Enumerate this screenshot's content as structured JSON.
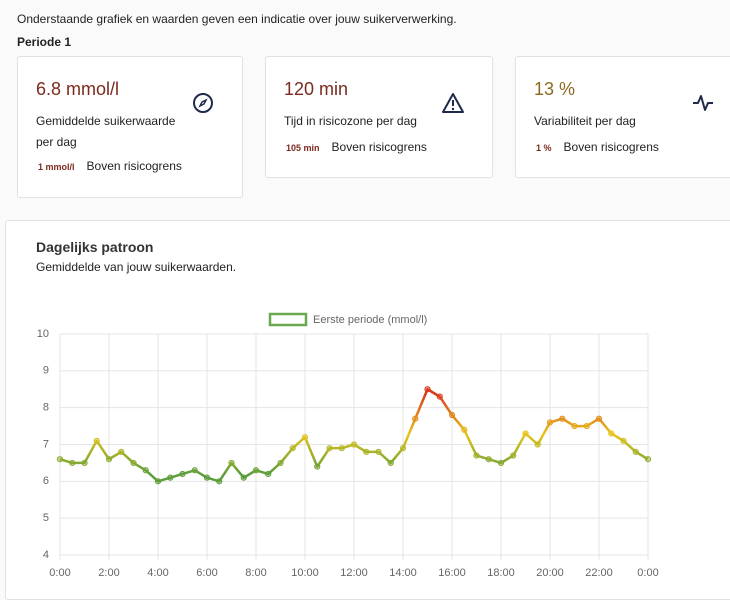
{
  "header": {
    "intro": "Onderstaande grafiek en waarden geven een indicatie over jouw suikerverwerking.",
    "period": "Periode 1"
  },
  "cards": [
    {
      "value": "6.8 mmol/l",
      "label": "Gemiddelde suikerwaarde per dag",
      "sub_value": "1 mmol/l",
      "sub_label": "Boven risicogrens"
    },
    {
      "value": "120 min",
      "label": "Tijd in risicozone per dag",
      "sub_value": "105 min",
      "sub_label": "Boven risicogrens"
    },
    {
      "value": "13 %",
      "label": "Variabiliteit per dag",
      "sub_value": "1 %",
      "sub_label": "Boven risicogrens"
    }
  ],
  "chart_data": {
    "type": "line",
    "title": "Dagelijks patroon",
    "subtitle": "Gemiddelde van jouw suikerwaarden.",
    "x": [
      0,
      0.5,
      1,
      1.5,
      2,
      2.5,
      3,
      3.5,
      4,
      4.5,
      5,
      5.5,
      6,
      6.5,
      7,
      7.5,
      8,
      8.5,
      9,
      9.5,
      10,
      10.5,
      11,
      11.5,
      12,
      12.5,
      13,
      13.5,
      14,
      14.5,
      15,
      15.5,
      16,
      16.5,
      17,
      17.5,
      18,
      18.5,
      19,
      19.5,
      20,
      20.5,
      21,
      21.5,
      22,
      22.5,
      23,
      23.5,
      24
    ],
    "series": [
      {
        "name": "Eerste periode (mmol/l)",
        "color": "#6aa84f",
        "values": [
          6.6,
          6.5,
          6.5,
          7.1,
          6.6,
          6.8,
          6.5,
          6.3,
          6.0,
          6.1,
          6.2,
          6.3,
          6.1,
          6.0,
          6.5,
          6.1,
          6.3,
          6.2,
          6.5,
          6.9,
          7.2,
          6.4,
          6.9,
          6.9,
          7.0,
          6.8,
          6.8,
          6.5,
          6.9,
          7.7,
          8.5,
          8.3,
          7.8,
          7.4,
          6.7,
          6.6,
          6.5,
          6.7,
          7.3,
          7.0,
          7.6,
          7.7,
          7.5,
          7.5,
          7.7,
          7.3,
          7.1,
          6.8,
          6.6
        ]
      }
    ],
    "line_colors": [
      "#d93a1e",
      "#e8c41c",
      "#5c9e3a"
    ],
    "xlim": [
      0,
      24
    ],
    "xticks": [
      {
        "value": 0,
        "label": "0:00"
      },
      {
        "value": 2,
        "label": "2:00"
      },
      {
        "value": 4,
        "label": "4:00"
      },
      {
        "value": 6,
        "label": "6:00"
      },
      {
        "value": 8,
        "label": "8:00"
      },
      {
        "value": 10,
        "label": "10:00"
      },
      {
        "value": 12,
        "label": "12:00"
      },
      {
        "value": 14,
        "label": "14:00"
      },
      {
        "value": 16,
        "label": "16:00"
      },
      {
        "value": 18,
        "label": "18:00"
      },
      {
        "value": 20,
        "label": "20:00"
      },
      {
        "value": 22,
        "label": "22:00"
      },
      {
        "value": 24,
        "label": "0:00"
      }
    ],
    "ylim": [
      4,
      10
    ],
    "yticks": [
      4,
      5,
      6,
      7,
      8,
      9,
      10
    ],
    "grid": true,
    "legend": "top"
  }
}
──────
WHAT IS BEING ASKED
Search the lines for "Gemiddelde". Copy each line that has it.

COMPLETED EXERCISE
      "label": "Gemiddelde suikerwaarde per dag",
    "subtitle": "Gemiddelde van jouw suikerwaarden.",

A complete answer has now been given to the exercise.